Data records
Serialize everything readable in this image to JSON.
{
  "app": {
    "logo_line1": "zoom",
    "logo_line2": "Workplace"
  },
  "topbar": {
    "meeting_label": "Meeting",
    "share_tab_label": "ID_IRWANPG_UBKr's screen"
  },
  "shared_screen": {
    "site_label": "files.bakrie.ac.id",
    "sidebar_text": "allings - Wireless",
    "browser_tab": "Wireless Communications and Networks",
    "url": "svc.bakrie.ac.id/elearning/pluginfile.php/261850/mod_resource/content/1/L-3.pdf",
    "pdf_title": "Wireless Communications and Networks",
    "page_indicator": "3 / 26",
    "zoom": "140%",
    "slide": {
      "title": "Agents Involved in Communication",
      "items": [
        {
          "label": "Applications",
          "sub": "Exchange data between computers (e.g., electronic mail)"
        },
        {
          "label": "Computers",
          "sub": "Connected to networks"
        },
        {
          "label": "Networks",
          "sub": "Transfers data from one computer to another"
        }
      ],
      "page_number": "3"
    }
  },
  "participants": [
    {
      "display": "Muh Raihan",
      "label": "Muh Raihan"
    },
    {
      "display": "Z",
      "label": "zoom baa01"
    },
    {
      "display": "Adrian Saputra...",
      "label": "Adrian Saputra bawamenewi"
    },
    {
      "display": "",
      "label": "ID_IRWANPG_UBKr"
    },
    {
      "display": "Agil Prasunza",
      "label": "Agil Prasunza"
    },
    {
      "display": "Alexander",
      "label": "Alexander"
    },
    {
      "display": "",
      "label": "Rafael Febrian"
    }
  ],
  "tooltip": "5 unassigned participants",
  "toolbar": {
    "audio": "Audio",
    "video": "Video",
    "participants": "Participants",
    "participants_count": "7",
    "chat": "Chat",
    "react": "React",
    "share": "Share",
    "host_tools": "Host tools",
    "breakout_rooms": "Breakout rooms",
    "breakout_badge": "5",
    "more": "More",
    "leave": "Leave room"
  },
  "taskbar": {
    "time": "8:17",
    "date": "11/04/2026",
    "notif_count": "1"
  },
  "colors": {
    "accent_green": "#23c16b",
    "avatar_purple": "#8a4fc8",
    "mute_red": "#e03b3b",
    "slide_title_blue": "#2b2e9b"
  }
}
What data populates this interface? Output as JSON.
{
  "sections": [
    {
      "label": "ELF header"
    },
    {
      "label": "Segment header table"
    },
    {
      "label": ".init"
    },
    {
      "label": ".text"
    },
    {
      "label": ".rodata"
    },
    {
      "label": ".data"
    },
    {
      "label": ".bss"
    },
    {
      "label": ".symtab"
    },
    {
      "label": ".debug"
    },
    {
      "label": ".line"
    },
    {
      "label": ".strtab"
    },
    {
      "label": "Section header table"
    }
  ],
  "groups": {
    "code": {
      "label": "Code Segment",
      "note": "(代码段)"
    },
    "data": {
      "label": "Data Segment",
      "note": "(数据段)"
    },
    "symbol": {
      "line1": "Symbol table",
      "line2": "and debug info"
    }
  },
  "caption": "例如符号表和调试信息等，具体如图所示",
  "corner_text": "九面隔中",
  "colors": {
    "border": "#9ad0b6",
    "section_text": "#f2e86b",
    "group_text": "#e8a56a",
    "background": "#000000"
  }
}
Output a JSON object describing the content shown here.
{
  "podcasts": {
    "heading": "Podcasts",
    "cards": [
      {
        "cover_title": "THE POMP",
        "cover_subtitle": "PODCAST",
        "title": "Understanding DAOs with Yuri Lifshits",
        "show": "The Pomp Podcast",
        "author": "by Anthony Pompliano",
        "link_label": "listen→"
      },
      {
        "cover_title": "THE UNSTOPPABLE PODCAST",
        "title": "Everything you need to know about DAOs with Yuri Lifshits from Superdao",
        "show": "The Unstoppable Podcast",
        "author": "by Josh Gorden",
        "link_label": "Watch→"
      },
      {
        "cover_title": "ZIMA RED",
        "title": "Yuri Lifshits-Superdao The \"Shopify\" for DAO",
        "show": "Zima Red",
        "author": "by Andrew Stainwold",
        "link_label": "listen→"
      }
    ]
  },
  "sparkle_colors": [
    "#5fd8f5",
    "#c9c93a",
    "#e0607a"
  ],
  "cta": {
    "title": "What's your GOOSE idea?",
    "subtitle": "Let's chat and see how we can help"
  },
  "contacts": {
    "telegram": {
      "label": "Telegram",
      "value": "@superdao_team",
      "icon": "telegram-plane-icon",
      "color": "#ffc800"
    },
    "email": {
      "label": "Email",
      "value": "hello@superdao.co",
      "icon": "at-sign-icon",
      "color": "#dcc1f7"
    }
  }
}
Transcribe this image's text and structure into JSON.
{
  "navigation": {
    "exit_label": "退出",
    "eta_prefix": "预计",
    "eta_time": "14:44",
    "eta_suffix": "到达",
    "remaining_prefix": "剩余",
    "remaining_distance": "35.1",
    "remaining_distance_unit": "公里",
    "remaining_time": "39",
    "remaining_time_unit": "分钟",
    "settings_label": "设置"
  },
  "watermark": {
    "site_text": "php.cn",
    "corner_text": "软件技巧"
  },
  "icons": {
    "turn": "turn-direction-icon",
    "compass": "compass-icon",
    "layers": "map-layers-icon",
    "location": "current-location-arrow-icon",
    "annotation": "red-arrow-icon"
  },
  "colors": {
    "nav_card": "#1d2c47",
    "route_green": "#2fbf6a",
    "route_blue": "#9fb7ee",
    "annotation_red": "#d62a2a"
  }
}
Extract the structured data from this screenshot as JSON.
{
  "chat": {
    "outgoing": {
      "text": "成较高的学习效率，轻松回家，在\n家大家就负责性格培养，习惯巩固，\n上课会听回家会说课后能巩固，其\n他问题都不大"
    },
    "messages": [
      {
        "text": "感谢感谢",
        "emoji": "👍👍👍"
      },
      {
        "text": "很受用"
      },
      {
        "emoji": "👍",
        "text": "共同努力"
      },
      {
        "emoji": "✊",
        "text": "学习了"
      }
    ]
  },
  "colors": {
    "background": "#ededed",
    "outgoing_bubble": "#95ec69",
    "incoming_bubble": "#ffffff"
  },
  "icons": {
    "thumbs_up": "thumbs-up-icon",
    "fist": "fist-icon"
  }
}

PROBLEM.
Quote only the lines from the line containing "Extract the structured" through the end of the entries, keeping the first and the last.

FINAL ANSWER.
Extract the structured data from this screenshot as JSON.
{
  "chat": {
    "outgoing": {
      "text": "成较高的学习效率，轻松回家，在\n家大家就负责性格培养，习惯巩固，\n上课会听回家会说课后能巩固，其\n他问题都不大"
    },
    "messages": [
      {
        "text": "感谢感谢",
        "emoji": "👍👍👍"
      },
      {
        "text": "很受用"
      },
      {
        "emoji": "👍",
        "text": "共同努力"
      },
      {
        "emoji": "✊",
        "text": "学习了"
      }
    ]
  },
  "colors": {
    "background": "#ededed",
    "outgoing_bubble": "#95ec69",
    "incoming_bubble": "#ffffff"
  },
  "icons": {
    "thumbs_up": "thumbs-up-icon",
    "fist": "fist-icon"
  }
}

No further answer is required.